Exercise instructions
Lines before the one containing "Read all visible content and emit it as JSON." are excluded. Repeat that line and every line after it, exactly.

☆ ☆ ☆ ☆ ☆

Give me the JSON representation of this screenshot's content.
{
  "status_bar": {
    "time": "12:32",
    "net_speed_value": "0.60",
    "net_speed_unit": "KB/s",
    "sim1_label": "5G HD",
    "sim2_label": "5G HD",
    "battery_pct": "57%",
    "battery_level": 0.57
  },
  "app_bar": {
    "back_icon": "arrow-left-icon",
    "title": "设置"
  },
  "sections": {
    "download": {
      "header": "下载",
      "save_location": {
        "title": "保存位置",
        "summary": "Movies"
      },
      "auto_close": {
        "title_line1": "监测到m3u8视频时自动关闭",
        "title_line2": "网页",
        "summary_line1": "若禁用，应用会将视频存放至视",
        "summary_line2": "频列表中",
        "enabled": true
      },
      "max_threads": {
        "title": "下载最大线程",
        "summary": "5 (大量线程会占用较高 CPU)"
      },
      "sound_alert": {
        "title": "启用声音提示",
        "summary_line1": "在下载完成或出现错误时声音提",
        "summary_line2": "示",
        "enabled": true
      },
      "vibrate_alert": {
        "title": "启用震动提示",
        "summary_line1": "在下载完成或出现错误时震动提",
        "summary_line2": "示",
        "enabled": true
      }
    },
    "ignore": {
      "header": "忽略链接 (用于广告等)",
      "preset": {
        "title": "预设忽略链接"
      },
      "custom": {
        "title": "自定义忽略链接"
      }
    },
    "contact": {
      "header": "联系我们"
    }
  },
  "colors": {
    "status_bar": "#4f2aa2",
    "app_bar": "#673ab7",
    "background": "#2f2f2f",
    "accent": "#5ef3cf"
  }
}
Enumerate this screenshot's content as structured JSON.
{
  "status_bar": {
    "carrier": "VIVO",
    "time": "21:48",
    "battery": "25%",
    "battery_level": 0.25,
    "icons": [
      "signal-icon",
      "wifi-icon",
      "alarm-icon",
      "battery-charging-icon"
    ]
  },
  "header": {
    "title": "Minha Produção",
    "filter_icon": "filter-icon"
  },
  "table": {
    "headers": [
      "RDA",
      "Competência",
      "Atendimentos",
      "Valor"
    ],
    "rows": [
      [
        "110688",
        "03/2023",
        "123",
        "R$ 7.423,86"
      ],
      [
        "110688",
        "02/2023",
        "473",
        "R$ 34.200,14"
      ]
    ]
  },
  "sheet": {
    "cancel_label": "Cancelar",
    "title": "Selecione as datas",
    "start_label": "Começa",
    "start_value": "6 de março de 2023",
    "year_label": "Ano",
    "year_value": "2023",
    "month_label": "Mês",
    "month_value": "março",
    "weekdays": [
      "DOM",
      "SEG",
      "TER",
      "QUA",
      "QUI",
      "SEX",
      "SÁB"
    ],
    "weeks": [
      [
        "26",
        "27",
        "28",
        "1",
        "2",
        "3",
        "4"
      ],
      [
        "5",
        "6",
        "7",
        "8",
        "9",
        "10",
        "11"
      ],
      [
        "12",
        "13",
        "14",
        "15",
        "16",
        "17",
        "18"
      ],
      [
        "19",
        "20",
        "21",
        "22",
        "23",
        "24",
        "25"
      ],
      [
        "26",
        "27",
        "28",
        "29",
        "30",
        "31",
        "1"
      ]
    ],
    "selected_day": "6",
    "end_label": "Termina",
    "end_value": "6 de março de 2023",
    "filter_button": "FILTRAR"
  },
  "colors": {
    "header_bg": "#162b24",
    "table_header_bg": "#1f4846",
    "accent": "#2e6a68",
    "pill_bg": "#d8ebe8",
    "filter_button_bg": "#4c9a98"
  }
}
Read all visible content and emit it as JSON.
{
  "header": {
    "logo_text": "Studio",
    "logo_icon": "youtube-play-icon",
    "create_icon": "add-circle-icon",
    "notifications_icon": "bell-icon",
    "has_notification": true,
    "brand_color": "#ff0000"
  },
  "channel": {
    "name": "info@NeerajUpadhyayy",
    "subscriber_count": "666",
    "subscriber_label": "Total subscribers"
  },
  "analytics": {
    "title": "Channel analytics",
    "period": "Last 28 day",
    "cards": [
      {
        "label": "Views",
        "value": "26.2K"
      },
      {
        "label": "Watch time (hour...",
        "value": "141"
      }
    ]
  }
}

☆ ☆ ☆ ☆ ☆

Result for this exercise
Read all visible content and emit it as JSON.
{
  "header": {
    "logo_text": "Studio",
    "logo_icon": "youtube-play-icon",
    "create_icon": "add-circle-icon",
    "notifications_icon": "bell-icon",
    "has_notification": true,
    "brand_color": "#ff0000"
  },
  "channel": {
    "name": "info@NeerajUpadhyayy",
    "subscriber_count": "666",
    "subscriber_label": "Total subscribers"
  },
  "analytics": {
    "title": "Channel analytics",
    "period": "Last 28 day",
    "cards": [
      {
        "label": "Views",
        "value": "26.2K"
      },
      {
        "label": "Watch time (hour...",
        "value": "141"
      }
    ]
  }
}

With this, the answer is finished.